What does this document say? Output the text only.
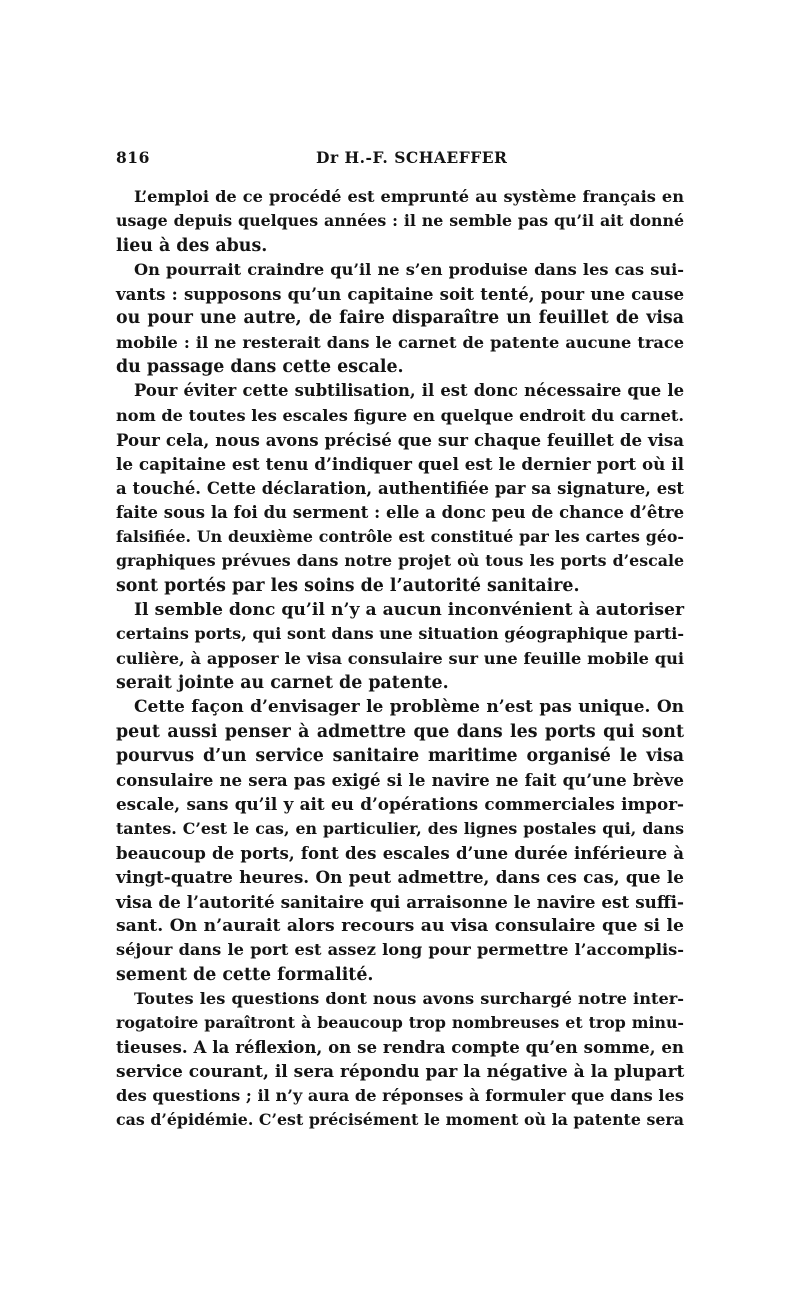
816	Dr H.-F. SCHAEFFER
L’emploi de ce procédé est emprunté au système français en
usage depuis quelques années : il ne semble pas qu’il ait donné
lieu à des abus.
On pourrait craindre qu’il ne s’en produise dans les cas sui-
vants : supposons qu’un capitaine soit tenté, pour une cause
ou pour une autre, de faire disparaître un feuillet de visa
mobile : il ne resterait dans le carnet de patente aucune trace
du passage dans cette escale.
Pour éviter cette subtilisation, il est donc nécessaire que le
nom de toutes les escales figure en quelque endroit du carnet.
Pour cela, nous avons précisé que sur chaque feuillet de visa
le capitaine est tenu d’indiquer quel est le dernier port où il
a touché. Cette déclaration, authentifiée par sa signature, est
faite sous la foi du serment : elle a donc peu de chance d’être
falsifiée. Un deuxième contrôle est constitué par les cartes géo-
graphiques prévues dans notre projet où tous les ports d’escale
sont portés par les soins de l’autorité sanitaire.
Il semble donc qu’il n’y a aucun inconvénient à autoriser
certains ports, qui sont dans une situation géographique parti-
culière, à apposer le visa consulaire sur une feuille mobile qui
serait jointe au carnet de patente.
Cette façon d’envisager le problème n’est pas unique. On
peut aussi penser à admettre que dans les ports qui sont
pourvus d’un service sanitaire maritime organisé le visa
consulaire ne sera pas exigé si le navire ne fait qu’une brève
escale, sans qu’il y ait eu d’opérations commerciales impor-
tantes. C’est le cas, en particulier, des lignes postales qui, dans
beaucoup de ports, font des escales d’une durée inférieure à
vingt-quatre heures. On peut admettre, dans ces cas, que le
visa de l’autorité sanitaire qui arraisonne le navire est suffi-
sant. On n’aurait alors recours au visa consulaire que si le
séjour dans le port est assez long pour permettre l’accomplis-
sement de cette formalité.
Toutes les questions dont nous avons surchargé notre inter-
rogatoire paraîtront à beaucoup trop nombreuses et trop minu-
tieuses. A la réflexion, on se rendra compte qu’en somme, en
service courant, il sera répondu par la négative à la plupart
des questions ; il n’y aura de réponses à formuler que dans les
cas d’épidémie. C’est précisément le moment où la patente sera
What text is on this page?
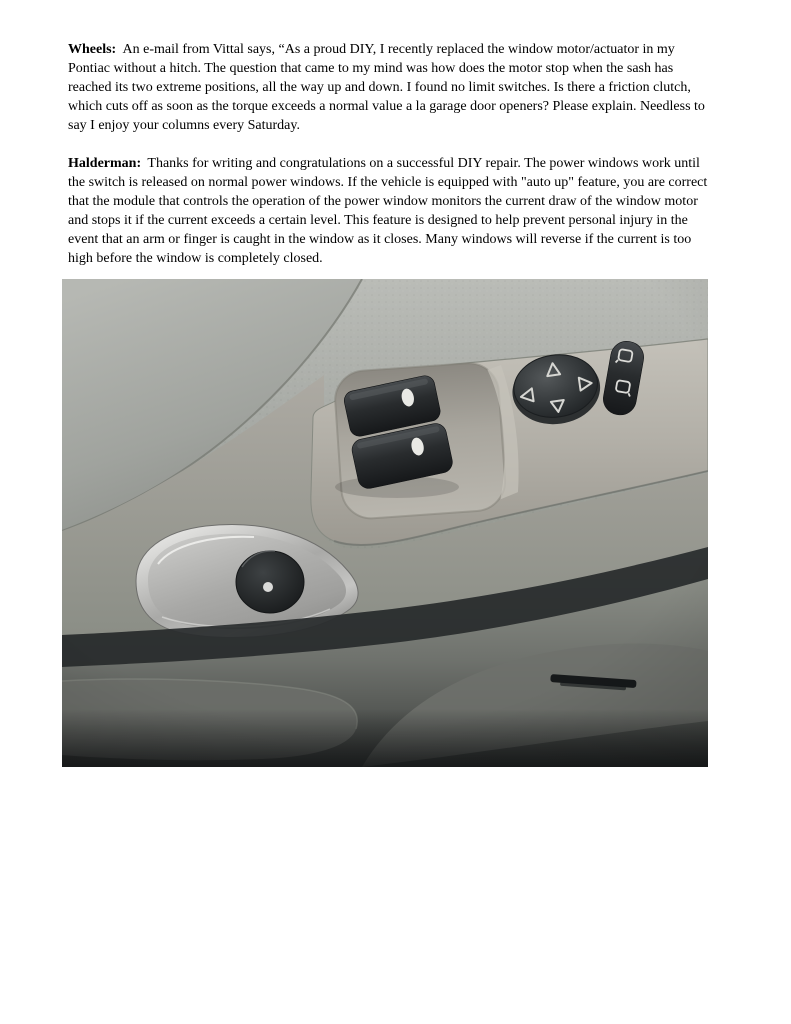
Wheels: An e-mail from Vittal says, “As a proud DIY, I recently replaced the window motor/actuator in my Pontiac without a hitch. The question that came to my mind was how does the motor stop when the sash has reached its two extreme positions, all the way up and down. I found no limit switches. Is there a friction clutch, which cuts off as soon as the torque exceeds a normal value a la garage door openers? Please explain. Needless to say I enjoy your columns every Saturday.

Halderman: Thanks for writing and congratulations on a successful DIY repair. The power windows work until the switch is released on normal power windows. If the vehicle is equipped with "auto up" feature, you are correct that the module that controls the operation of the power window monitors the current draw of the window motor and stops it if the current exceeds a certain level. This feature is designed to help prevent personal injury in the event that an arm or finger is caught in the window as it closes. Many windows will reverse if the current is too high before the window is completely closed.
+++
Short task:
Go through the material above and copy each line that has the word "What".

Problem solution:
What does this document say? Output the text only.
What text is on this page?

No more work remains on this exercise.